GIVEN PROBLEM
Rewrite the lines of the material as a numbered list, starting from the very first line and stopping after the line that contains "- cell-height: 68-80cm: [588, 252, 760, 289]". Leave out any blank lines.
** START OF INPUT ROWS **
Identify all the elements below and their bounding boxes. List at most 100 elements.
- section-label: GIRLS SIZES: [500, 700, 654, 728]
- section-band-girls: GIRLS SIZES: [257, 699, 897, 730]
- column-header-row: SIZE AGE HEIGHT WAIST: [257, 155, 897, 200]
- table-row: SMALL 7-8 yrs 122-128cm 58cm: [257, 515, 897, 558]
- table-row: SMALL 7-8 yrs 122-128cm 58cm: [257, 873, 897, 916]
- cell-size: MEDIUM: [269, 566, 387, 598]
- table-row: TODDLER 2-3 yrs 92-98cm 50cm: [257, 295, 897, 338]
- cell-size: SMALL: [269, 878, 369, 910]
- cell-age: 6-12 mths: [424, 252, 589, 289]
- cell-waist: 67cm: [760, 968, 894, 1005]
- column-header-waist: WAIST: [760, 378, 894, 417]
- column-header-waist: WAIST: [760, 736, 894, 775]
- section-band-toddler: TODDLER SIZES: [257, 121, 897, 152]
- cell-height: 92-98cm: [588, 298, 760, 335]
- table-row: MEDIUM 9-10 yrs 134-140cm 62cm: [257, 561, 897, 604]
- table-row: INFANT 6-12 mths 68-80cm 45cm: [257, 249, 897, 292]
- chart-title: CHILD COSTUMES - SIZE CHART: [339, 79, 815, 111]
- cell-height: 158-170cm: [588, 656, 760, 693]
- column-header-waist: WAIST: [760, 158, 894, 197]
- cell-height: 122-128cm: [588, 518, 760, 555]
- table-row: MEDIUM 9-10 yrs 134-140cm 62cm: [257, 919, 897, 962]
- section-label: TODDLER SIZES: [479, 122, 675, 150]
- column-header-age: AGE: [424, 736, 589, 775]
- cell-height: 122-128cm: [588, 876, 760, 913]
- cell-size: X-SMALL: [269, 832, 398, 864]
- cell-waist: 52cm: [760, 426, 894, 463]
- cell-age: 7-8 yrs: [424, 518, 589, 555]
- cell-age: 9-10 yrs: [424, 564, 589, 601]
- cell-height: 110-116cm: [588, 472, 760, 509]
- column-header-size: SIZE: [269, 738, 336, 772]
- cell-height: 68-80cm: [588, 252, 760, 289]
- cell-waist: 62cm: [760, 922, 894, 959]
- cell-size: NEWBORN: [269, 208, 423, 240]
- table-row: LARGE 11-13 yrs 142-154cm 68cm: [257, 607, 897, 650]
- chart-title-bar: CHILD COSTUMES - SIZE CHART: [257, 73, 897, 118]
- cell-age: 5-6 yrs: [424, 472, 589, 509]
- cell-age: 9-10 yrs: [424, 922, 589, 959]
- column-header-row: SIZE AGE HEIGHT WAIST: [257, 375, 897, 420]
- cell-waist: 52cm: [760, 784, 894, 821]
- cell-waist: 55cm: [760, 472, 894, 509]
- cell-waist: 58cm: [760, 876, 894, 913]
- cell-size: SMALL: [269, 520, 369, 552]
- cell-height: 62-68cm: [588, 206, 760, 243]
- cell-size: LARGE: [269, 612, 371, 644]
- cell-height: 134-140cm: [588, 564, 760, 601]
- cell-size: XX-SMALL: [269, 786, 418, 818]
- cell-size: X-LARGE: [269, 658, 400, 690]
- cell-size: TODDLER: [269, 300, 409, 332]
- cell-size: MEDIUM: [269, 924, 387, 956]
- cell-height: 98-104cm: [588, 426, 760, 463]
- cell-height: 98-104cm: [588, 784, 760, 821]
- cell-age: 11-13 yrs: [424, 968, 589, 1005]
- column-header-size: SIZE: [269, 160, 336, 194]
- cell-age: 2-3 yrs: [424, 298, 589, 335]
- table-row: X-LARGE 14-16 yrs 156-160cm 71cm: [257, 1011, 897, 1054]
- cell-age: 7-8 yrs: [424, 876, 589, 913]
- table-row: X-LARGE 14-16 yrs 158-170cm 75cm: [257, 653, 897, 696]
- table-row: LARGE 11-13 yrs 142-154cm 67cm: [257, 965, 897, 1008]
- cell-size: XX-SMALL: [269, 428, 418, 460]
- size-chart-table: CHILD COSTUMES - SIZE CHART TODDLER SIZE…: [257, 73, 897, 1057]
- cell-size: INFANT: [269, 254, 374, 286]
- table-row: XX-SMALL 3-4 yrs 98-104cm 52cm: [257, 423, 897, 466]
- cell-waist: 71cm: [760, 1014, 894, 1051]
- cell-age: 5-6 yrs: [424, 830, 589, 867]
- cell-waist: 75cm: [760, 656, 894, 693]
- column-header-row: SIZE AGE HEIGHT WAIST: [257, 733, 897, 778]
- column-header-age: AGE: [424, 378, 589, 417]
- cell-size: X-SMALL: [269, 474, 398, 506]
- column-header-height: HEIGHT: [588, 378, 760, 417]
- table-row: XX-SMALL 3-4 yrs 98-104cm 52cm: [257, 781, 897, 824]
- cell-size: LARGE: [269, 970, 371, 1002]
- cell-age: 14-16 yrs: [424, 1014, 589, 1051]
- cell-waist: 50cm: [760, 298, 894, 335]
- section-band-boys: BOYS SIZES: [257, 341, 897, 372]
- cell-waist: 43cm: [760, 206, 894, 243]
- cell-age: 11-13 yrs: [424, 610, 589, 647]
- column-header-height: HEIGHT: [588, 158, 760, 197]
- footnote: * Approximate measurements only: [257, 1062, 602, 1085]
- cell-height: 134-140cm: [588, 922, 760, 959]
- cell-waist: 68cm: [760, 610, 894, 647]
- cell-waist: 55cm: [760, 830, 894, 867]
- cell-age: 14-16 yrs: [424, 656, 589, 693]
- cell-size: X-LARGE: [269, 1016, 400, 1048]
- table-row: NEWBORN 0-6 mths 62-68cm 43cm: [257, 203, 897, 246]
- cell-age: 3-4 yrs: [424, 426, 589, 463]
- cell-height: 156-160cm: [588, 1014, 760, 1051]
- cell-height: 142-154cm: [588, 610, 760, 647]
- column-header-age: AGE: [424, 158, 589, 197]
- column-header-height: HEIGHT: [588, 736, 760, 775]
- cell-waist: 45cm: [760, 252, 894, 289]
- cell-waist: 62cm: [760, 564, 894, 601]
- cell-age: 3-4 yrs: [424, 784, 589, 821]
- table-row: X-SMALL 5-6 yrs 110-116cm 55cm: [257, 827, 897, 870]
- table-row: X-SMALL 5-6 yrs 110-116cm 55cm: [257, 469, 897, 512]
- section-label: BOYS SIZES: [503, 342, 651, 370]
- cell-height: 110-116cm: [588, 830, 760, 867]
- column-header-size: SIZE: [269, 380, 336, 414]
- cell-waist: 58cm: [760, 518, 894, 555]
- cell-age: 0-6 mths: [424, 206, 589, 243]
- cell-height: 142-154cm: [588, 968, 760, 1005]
** END OF INPUT ROWS **
FULL OUTPUT
1. Identify all the elements below and their bounding boxes. List at most 100 elements.
2. - section-label: GIRLS SIZES: [500, 700, 654, 728]
3. - section-band-girls: GIRLS SIZES: [257, 699, 897, 730]
4. - column-header-row: SIZE AGE HEIGHT WAIST: [257, 155, 897, 200]
5. - table-row: SMALL 7-8 yrs 122-128cm 58cm: [257, 515, 897, 558]
6. - table-row: SMALL 7-8 yrs 122-128cm 58cm: [257, 873, 897, 916]
7. - cell-size: MEDIUM: [269, 566, 387, 598]
8. - table-row: TODDLER 2-3 yrs 92-98cm 50cm: [257, 295, 897, 338]
9. - cell-size: SMALL: [269, 878, 369, 910]
10. - cell-age: 6-12 mths: [424, 252, 589, 289]
11. - cell-waist: 67cm: [760, 968, 894, 1005]
12. - column-header-waist: WAIST: [760, 378, 894, 417]
13. - column-header-waist: WAIST: [760, 736, 894, 775]
14. - section-band-toddler: TODDLER SIZES: [257, 121, 897, 152]
15. - cell-height: 92-98cm: [588, 298, 760, 335]
16. - table-row: MEDIUM 9-10 yrs 134-140cm 62cm: [257, 561, 897, 604]
17. - table-row: INFANT 6-12 mths 68-80cm 45cm: [257, 249, 897, 292]
18. - chart-title: CHILD COSTUMES - SIZE CHART: [339, 79, 815, 111]
19. - cell-height: 158-170cm: [588, 656, 760, 693]
20. - column-header-waist: WAIST: [760, 158, 894, 197]
21. - cell-height: 122-128cm: [588, 518, 760, 555]
22. - table-row: MEDIUM 9-10 yrs 134-140cm 62cm: [257, 919, 897, 962]
23. - section-label: TODDLER SIZES: [479, 122, 675, 150]
24. - column-header-age: AGE: [424, 736, 589, 775]
25. - cell-height: 122-128cm: [588, 876, 760, 913]
26. - cell-size: X-SMALL: [269, 832, 398, 864]
27. - cell-waist: 52cm: [760, 426, 894, 463]
28. - cell-age: 7-8 yrs: [424, 518, 589, 555]
29. - cell-age: 9-10 yrs: [424, 564, 589, 601]
30. - cell-height: 110-116cm: [588, 472, 760, 509]
31. - column-header-size: SIZE: [269, 738, 336, 772]
32. - cell-height: 68-80cm: [588, 252, 760, 289]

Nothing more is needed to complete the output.